= What to work on =
Word for word, restate every line of the listing that follows.

********************

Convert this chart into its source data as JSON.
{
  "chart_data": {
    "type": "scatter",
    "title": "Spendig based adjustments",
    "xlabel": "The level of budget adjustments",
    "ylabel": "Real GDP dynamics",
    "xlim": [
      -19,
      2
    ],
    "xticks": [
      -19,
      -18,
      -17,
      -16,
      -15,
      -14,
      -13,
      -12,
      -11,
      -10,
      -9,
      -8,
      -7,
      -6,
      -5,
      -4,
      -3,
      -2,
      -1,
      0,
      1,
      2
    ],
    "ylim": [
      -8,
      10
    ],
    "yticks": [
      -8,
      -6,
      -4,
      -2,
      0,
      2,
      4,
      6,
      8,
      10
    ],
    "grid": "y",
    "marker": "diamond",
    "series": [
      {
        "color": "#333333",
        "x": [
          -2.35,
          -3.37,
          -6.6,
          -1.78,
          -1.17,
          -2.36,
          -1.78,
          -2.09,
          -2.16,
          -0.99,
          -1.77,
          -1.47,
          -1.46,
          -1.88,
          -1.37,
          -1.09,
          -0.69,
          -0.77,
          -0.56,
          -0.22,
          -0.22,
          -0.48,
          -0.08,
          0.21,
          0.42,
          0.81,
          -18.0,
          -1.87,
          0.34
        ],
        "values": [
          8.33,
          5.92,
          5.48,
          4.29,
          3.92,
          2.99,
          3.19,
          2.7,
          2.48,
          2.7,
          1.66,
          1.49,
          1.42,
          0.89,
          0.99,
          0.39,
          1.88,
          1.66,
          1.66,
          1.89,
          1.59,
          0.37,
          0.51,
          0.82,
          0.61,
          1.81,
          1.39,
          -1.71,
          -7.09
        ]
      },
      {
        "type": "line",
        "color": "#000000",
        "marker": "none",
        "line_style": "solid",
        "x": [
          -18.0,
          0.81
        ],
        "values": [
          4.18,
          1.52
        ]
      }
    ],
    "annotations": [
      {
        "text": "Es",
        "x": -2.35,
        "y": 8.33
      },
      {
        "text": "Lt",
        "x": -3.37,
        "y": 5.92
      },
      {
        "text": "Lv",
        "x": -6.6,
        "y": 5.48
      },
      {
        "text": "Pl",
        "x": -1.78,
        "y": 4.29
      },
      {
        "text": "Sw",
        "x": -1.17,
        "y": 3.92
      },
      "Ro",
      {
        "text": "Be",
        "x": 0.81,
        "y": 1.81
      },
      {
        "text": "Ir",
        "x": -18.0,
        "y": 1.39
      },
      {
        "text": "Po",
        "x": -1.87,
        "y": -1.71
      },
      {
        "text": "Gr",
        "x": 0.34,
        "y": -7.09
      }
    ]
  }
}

********************

= Answer in full =
Convert this chart into its source data as JSON.
{
  "chart_data": {
    "type": "scatter",
    "title": "Spendig based adjustments",
    "xlabel": "The level of budget adjustments",
    "ylabel": "Real GDP dynamics",
    "xlim": [
      -19,
      2
    ],
    "xticks": [
      -19,
      -18,
      -17,
      -16,
      -15,
      -14,
      -13,
      -12,
      -11,
      -10,
      -9,
      -8,
      -7,
      -6,
      -5,
      -4,
      -3,
      -2,
      -1,
      0,
      1,
      2
    ],
    "ylim": [
      -8,
      10
    ],
    "yticks": [
      -8,
      -6,
      -4,
      -2,
      0,
      2,
      4,
      6,
      8,
      10
    ],
    "grid": "y",
    "marker": "diamond",
    "series": [
      {
        "color": "#333333",
        "x": [
          -2.35,
          -3.37,
          -6.6,
          -1.78,
          -1.17,
          -2.36,
          -1.78,
          -2.09,
          -2.16,
          -0.99,
          -1.77,
          -1.47,
          -1.46,
          -1.88,
          -1.37,
          -1.09,
          -0.69,
          -0.77,
          -0.56,
          -0.22,
          -0.22,
          -0.48,
          -0.08,
          0.21,
          0.42,
          0.81,
          -18.0,
          -1.87,
          0.34
        ],
        "values": [
          8.33,
          5.92,
          5.48,
          4.29,
          3.92,
          2.99,
          3.19,
          2.7,
          2.48,
          2.7,
          1.66,
          1.49,
          1.42,
          0.89,
          0.99,
          0.39,
          1.88,
          1.66,
          1.66,
          1.89,
          1.59,
          0.37,
          0.51,
          0.82,
          0.61,
          1.81,
          1.39,
          -1.71,
          -7.09
        ]
      },
      {
        "type": "line",
        "color": "#000000",
        "marker": "none",
        "line_style": "solid",
        "x": [
          -18.0,
          0.81
        ],
        "values": [
          4.18,
          1.52
        ]
      }
    ],
    "annotations": [
      {
        "text": "Es",
        "x": -2.35,
        "y": 8.33
      },
      {
        "text": "Lt",
        "x": -3.37,
        "y": 5.92
      },
      {
        "text": "Lv",
        "x": -6.6,
        "y": 5.48
      },
      {
        "text": "Pl",
        "x": -1.78,
        "y": 4.29
      },
      {
        "text": "Sw",
        "x": -1.17,
        "y": 3.92
      },
      "Ro",
      {
        "text": "Be",
        "x": 0.81,
        "y": 1.81
      },
      {
        "text": "Ir",
        "x": -18.0,
        "y": 1.39
      },
      {
        "text": "Po",
        "x": -1.87,
        "y": -1.71
      },
      {
        "text": "Gr",
        "x": 0.34,
        "y": -7.09
      }
    ]
  }
}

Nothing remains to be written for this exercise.